▸ REQUIREMENTS
Please copy all of the data below line for line, without changing a character, and leave the pictures out.
▽
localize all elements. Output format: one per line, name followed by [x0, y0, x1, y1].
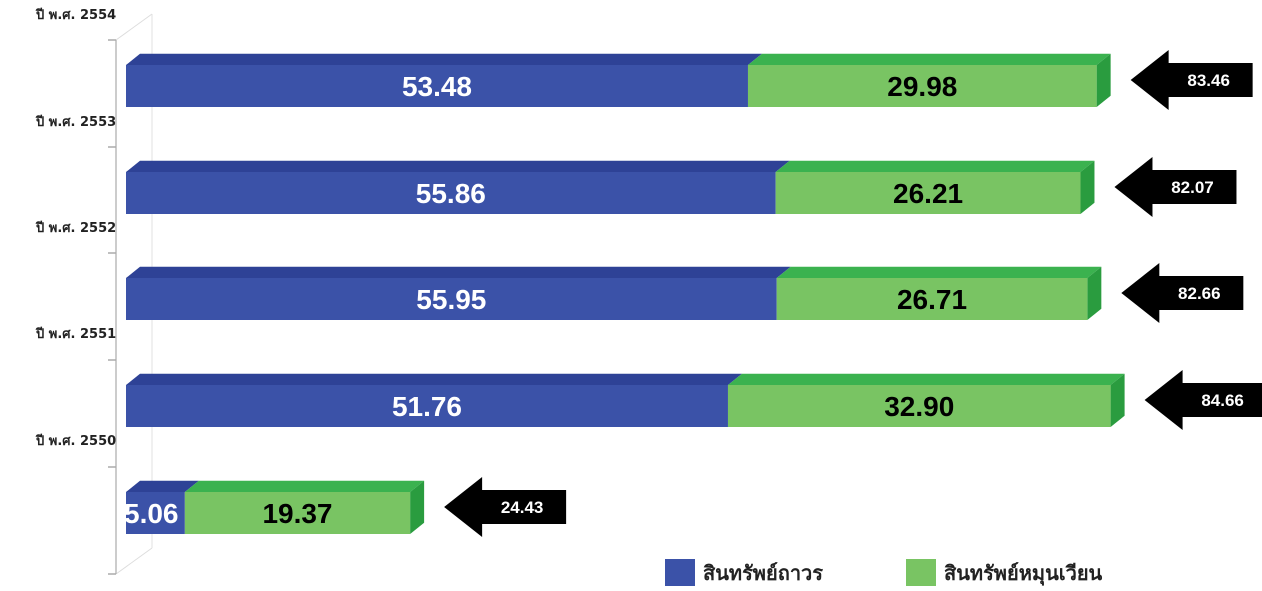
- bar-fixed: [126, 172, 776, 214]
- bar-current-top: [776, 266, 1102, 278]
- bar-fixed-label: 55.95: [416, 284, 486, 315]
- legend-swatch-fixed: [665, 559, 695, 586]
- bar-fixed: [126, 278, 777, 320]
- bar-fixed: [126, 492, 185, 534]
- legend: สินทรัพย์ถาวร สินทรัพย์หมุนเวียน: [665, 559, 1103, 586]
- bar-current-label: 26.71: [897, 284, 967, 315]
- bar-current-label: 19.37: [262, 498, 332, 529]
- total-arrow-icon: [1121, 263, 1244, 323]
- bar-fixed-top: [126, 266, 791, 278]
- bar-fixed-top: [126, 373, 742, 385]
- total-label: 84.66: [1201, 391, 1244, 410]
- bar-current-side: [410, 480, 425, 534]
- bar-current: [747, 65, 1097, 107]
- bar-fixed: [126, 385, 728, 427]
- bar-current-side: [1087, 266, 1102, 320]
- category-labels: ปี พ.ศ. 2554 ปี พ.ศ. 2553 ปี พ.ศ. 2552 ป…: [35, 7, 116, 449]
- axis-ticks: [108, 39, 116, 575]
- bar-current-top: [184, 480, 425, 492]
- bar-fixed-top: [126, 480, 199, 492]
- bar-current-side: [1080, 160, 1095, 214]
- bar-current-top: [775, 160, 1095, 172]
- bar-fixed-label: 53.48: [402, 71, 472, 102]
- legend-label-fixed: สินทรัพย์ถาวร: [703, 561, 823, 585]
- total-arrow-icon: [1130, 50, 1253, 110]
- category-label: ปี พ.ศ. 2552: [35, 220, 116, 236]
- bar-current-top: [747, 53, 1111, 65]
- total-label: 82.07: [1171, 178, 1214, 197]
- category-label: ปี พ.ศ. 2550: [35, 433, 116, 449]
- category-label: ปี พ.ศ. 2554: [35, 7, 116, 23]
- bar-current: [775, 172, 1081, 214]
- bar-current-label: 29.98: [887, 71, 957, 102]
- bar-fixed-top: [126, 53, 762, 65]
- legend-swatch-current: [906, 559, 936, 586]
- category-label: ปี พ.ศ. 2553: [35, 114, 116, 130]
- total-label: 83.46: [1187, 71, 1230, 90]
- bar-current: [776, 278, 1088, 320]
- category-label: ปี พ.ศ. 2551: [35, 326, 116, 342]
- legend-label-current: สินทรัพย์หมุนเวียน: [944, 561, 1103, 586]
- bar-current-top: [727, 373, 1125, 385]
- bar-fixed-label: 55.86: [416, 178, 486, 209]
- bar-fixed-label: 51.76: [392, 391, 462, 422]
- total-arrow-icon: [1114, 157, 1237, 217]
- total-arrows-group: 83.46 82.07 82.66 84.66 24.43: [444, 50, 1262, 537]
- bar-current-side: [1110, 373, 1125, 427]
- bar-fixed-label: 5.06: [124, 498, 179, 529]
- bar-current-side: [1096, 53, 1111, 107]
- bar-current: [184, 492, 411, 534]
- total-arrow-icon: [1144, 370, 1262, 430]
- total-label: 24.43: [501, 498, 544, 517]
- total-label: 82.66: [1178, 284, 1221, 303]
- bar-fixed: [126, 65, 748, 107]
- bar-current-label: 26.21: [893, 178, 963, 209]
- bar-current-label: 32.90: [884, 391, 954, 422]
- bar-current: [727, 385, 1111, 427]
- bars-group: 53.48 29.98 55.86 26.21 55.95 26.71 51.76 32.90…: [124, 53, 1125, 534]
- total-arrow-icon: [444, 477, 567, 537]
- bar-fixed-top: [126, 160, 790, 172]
△
▸ COMPLETED EXERCISE
localize all elements. Output format: one per line, name followed by [x0, y0, x1, y1].
- bar-fixed: [126, 172, 776, 214]
- bar-current-top: [776, 266, 1102, 278]
- bar-fixed-label: 55.95: [416, 284, 486, 315]
- legend-swatch-fixed: [665, 559, 695, 586]
- bar-fixed: [126, 278, 777, 320]
- bar-fixed: [126, 492, 185, 534]
- legend: สินทรัพย์ถาวร สินทรัพย์หมุนเวียน: [665, 559, 1103, 586]
- bar-current-label: 26.71: [897, 284, 967, 315]
- bar-current-label: 19.37: [262, 498, 332, 529]
- total-arrow-icon: [1121, 263, 1244, 323]
- bar-fixed-top: [126, 266, 791, 278]
- bar-fixed-top: [126, 373, 742, 385]
- total-label: 84.66: [1201, 391, 1244, 410]
- bar-current-side: [410, 480, 425, 534]
- bar-current: [747, 65, 1097, 107]
- bar-fixed: [126, 385, 728, 427]
- bar-current-side: [1087, 266, 1102, 320]
- category-labels: ปี พ.ศ. 2554 ปี พ.ศ. 2553 ปี พ.ศ. 2552 ป…: [35, 7, 116, 449]
- axis-ticks: [108, 39, 116, 575]
- bar-current-top: [184, 480, 425, 492]
- bar-fixed-top: [126, 480, 199, 492]
- bar-current-side: [1080, 160, 1095, 214]
- bar-current-top: [775, 160, 1095, 172]
- bar-fixed-label: 53.48: [402, 71, 472, 102]
- legend-label-fixed: สินทรัพย์ถาวร: [703, 561, 823, 585]
- total-arrow-icon: [1130, 50, 1253, 110]
- category-label: ปี พ.ศ. 2552: [35, 220, 116, 236]
- bar-current-top: [747, 53, 1111, 65]
- total-label: 82.07: [1171, 178, 1214, 197]
- category-label: ปี พ.ศ. 2550: [35, 433, 116, 449]
- category-label: ปี พ.ศ. 2554: [35, 7, 116, 23]
- bar-current: [775, 172, 1081, 214]
- bar-current-label: 29.98: [887, 71, 957, 102]
- bar-fixed-top: [126, 53, 762, 65]
- legend-swatch-current: [906, 559, 936, 586]
- category-label: ปี พ.ศ. 2553: [35, 114, 116, 130]
- total-label: 83.46: [1187, 71, 1230, 90]
- bar-current: [776, 278, 1088, 320]
- category-label: ปี พ.ศ. 2551: [35, 326, 116, 342]
- legend-label-current: สินทรัพย์หมุนเวียน: [944, 561, 1103, 586]
- bar-current-top: [727, 373, 1125, 385]
- bar-fixed-label: 55.86: [416, 178, 486, 209]
- bar-fixed-label: 51.76: [392, 391, 462, 422]
- total-arrow-icon: [1114, 157, 1237, 217]
- total-arrows-group: 83.46 82.07 82.66 84.66 24.43: [444, 50, 1262, 537]
- bar-current-side: [1110, 373, 1125, 427]
- bar-fixed-label: 5.06: [124, 498, 179, 529]
- bar-current-side: [1096, 53, 1111, 107]
- bar-current: [184, 492, 411, 534]
- total-arrow-icon: [1144, 370, 1262, 430]
- total-label: 24.43: [501, 498, 544, 517]
- total-label: 82.66: [1178, 284, 1221, 303]
- bar-fixed: [126, 65, 748, 107]
- bar-current-label: 26.21: [893, 178, 963, 209]
- bar-current-label: 32.90: [884, 391, 954, 422]
- bar-current: [727, 385, 1111, 427]
- bars-group: 53.48 29.98 55.86 26.21 55.95 26.71 51.76 32.90…: [124, 53, 1125, 534]
- total-arrow-icon: [444, 477, 567, 537]
- bar-fixed-top: [126, 160, 790, 172]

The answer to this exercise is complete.